• TO DO: Output the data exactly, with every line intact.

Collected data entries
════════════════════

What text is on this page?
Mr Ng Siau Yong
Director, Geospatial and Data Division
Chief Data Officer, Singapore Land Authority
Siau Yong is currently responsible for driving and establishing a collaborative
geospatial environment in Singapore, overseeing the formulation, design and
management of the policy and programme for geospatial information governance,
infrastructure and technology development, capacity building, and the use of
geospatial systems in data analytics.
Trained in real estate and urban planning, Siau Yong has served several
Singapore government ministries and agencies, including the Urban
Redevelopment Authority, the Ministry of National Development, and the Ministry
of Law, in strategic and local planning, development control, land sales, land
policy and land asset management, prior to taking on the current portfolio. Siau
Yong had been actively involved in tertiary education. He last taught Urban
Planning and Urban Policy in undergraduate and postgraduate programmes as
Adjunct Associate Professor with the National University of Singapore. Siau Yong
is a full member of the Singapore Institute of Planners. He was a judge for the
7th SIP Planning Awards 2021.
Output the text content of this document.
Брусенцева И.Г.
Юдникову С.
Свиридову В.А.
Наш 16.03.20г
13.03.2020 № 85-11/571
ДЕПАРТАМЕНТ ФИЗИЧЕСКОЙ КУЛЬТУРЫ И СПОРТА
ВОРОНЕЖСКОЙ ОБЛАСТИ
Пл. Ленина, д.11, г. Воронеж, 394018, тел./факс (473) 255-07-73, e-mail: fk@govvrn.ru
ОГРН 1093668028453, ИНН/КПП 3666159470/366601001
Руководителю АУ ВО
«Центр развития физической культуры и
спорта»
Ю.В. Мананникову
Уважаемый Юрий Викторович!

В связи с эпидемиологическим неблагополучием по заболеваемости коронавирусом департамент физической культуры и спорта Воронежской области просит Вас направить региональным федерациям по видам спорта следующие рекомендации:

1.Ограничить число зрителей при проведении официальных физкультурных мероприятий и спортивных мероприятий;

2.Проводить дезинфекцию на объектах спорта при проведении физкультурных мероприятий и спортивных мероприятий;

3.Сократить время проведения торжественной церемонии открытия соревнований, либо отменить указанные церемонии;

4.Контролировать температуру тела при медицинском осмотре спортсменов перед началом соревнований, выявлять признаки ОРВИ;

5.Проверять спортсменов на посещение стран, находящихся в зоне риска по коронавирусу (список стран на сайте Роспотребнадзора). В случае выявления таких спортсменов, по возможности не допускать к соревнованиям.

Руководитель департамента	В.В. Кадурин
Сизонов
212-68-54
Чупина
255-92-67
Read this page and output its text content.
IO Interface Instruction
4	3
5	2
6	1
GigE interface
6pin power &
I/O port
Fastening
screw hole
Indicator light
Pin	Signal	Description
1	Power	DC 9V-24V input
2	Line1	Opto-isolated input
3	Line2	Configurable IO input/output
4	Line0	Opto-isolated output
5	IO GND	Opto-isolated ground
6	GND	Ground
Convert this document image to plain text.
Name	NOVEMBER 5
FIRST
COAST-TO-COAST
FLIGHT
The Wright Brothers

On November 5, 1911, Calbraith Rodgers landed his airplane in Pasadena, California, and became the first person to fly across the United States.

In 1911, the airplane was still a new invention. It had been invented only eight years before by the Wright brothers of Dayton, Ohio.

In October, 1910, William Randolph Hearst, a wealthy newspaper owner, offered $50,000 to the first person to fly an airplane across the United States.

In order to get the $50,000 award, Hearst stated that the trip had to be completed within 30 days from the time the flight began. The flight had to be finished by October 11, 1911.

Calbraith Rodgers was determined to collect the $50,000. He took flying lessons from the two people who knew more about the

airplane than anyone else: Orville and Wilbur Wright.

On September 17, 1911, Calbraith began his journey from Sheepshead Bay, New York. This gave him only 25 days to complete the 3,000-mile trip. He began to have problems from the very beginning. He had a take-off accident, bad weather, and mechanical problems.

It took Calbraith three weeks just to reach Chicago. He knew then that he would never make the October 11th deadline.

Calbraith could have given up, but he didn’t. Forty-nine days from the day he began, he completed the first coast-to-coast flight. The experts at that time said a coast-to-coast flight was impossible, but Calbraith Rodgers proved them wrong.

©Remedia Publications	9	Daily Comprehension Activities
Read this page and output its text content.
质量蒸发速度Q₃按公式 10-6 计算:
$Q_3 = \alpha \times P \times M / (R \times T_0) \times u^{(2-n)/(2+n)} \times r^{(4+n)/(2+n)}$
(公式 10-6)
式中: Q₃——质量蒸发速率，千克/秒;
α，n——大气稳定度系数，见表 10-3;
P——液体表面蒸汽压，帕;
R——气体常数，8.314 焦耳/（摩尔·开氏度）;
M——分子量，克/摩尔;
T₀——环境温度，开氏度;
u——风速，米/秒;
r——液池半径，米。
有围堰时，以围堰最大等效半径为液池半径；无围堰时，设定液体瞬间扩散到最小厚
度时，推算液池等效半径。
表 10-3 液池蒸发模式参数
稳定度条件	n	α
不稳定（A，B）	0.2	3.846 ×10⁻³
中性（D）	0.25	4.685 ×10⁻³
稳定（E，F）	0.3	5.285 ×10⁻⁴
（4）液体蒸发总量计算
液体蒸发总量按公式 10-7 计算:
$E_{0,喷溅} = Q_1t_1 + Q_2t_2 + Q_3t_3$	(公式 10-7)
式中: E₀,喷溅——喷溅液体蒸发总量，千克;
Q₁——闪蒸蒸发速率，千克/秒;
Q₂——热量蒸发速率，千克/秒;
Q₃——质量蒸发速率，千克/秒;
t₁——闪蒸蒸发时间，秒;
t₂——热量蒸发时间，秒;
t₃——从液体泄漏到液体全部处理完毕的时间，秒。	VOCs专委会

════════════════════

• THE COMPLETED TASK:
What text is on this page?
Mr Ng Siau Yong
Director, Geospatial and Data Division
Chief Data Officer, Singapore Land Authority
Siau Yong is currently responsible for driving and establishing a collaborative
geospatial environment in Singapore, overseeing the formulation, design and
management of the policy and programme for geospatial information governance,
infrastructure and technology development, capacity building, and the use of
geospatial systems in data analytics.
Trained in real estate and urban planning, Siau Yong has served several
Singapore government ministries and agencies, including the Urban
Redevelopment Authority, the Ministry of National Development, and the Ministry
of Law, in strategic and local planning, development control, land sales, land
policy and land asset management, prior to taking on the current portfolio. Siau
Yong had been actively involved in tertiary education. He last taught Urban
Planning and Urban Policy in undergraduate and postgraduate programmes as
Adjunct Associate Professor with the National University of Singapore. Siau Yong
is a full member of the Singapore Institute of Planners. He was a judge for the
7th SIP Planning Awards 2021.
Output the text content of this document.
Брусенцева И.Г.
Юдникову С.
Свиридову В.А.
Наш 16.03.20г
13.03.2020 № 85-11/571
ДЕПАРТАМЕНТ ФИЗИЧЕСКОЙ КУЛЬТУРЫ И СПОРТА
ВОРОНЕЖСКОЙ ОБЛАСТИ
Пл. Ленина, д.11, г. Воронеж, 394018, тел./факс (473) 255-07-73, e-mail: fk@govvrn.ru
ОГРН 1093668028453, ИНН/КПП 3666159470/366601001
Руководителю АУ ВО
«Центр развития физической культуры и
спорта»
Ю.В. Мананникову
Уважаемый Юрий Викторович!

В связи с эпидемиологическим неблагополучием по заболеваемости коронавирусом департамент физической культуры и спорта Воронежской области просит Вас направить региональным федерациям по видам спорта следующие рекомендации:

1.Ограничить число зрителей при проведении официальных физкультурных мероприятий и спортивных мероприятий;

2.Проводить дезинфекцию на объектах спорта при проведении физкультурных мероприятий и спортивных мероприятий;

3.Сократить время проведения торжественной церемонии открытия соревнований, либо отменить указанные церемонии;

4.Контролировать температуру тела при медицинском осмотре спортсменов перед началом соревнований, выявлять признаки ОРВИ;

5.Проверять спортсменов на посещение стран, находящихся в зоне риска по коронавирусу (список стран на сайте Роспотребнадзора). В случае выявления таких спортсменов, по возможности не допускать к соревнованиям.

Руководитель департамента	В.В. Кадурин
Сизонов
212-68-54
Чупина
255-92-67
Read this page and output its text content.
IO Interface Instruction
4	3
5	2
6	1
GigE interface
6pin power &
I/O port
Fastening
screw hole
Indicator light
Pin	Signal	Description
1	Power	DC 9V-24V input
2	Line1	Opto-isolated input
3	Line2	Configurable IO input/output
4	Line0	Opto-isolated output
5	IO GND	Opto-isolated ground
6	GND	Ground
Convert this document image to plain text.
Name	NOVEMBER 5
FIRST
COAST-TO-COAST
FLIGHT
The Wright Brothers

On November 5, 1911, Calbraith Rodgers landed his airplane in Pasadena, California, and became the first person to fly across the United States.

In 1911, the airplane was still a new invention. It had been invented only eight years before by the Wright brothers of Dayton, Ohio.

In October, 1910, William Randolph Hearst, a wealthy newspaper owner, offered $50,000 to the first person to fly an airplane across the United States.

In order to get the $50,000 award, Hearst stated that the trip had to be completed within 30 days from the time the flight began. The flight had to be finished by October 11, 1911.

Calbraith Rodgers was determined to collect the $50,000. He took flying lessons from the two people who knew more about the

airplane than anyone else: Orville and Wilbur Wright.

On September 17, 1911, Calbraith began his journey from Sheepshead Bay, New York. This gave him only 25 days to complete the 3,000-mile trip. He began to have problems from the very beginning. He had a take-off accident, bad weather, and mechanical problems.

It took Calbraith three weeks just to reach Chicago. He knew then that he would never make the October 11th deadline.

Calbraith could have given up, but he didn’t. Forty-nine days from the day he began, he completed the first coast-to-coast flight. The experts at that time said a coast-to-coast flight was impossible, but Calbraith Rodgers proved them wrong.

©Remedia Publications	9	Daily Comprehension Activities
Read this page and output its text content.
质量蒸发速度Q₃按公式 10-6 计算:
$Q_3 = \alpha \times P \times M / (R \times T_0) \times u^{(2-n)/(2+n)} \times r^{(4+n)/(2+n)}$
(公式 10-6)
式中: Q₃——质量蒸发速率，千克/秒;
α，n——大气稳定度系数，见表 10-3;
P——液体表面蒸汽压，帕;
R——气体常数，8.314 焦耳/（摩尔·开氏度）;
M——分子量，克/摩尔;
T₀——环境温度，开氏度;
u——风速，米/秒;
r——液池半径，米。
有围堰时，以围堰最大等效半径为液池半径；无围堰时，设定液体瞬间扩散到最小厚
度时，推算液池等效半径。
表 10-3 液池蒸发模式参数
稳定度条件	n	α
不稳定（A，B）	0.2	3.846 ×10⁻³
中性（D）	0.25	4.685 ×10⁻³
稳定（E，F）	0.3	5.285 ×10⁻⁴
（4）液体蒸发总量计算
液体蒸发总量按公式 10-7 计算:
$E_{0,喷溅} = Q_1t_1 + Q_2t_2 + Q_3t_3$	(公式 10-7)
式中: E₀,喷溅——喷溅液体蒸发总量，千克;
Q₁——闪蒸蒸发速率，千克/秒;
Q₂——热量蒸发速率，千克/秒;
Q₃——质量蒸发速率，千克/秒;
t₁——闪蒸蒸发时间，秒;
t₂——热量蒸发时间，秒;
t₃——从液体泄漏到液体全部处理完毕的时间，秒。	VOCs专委会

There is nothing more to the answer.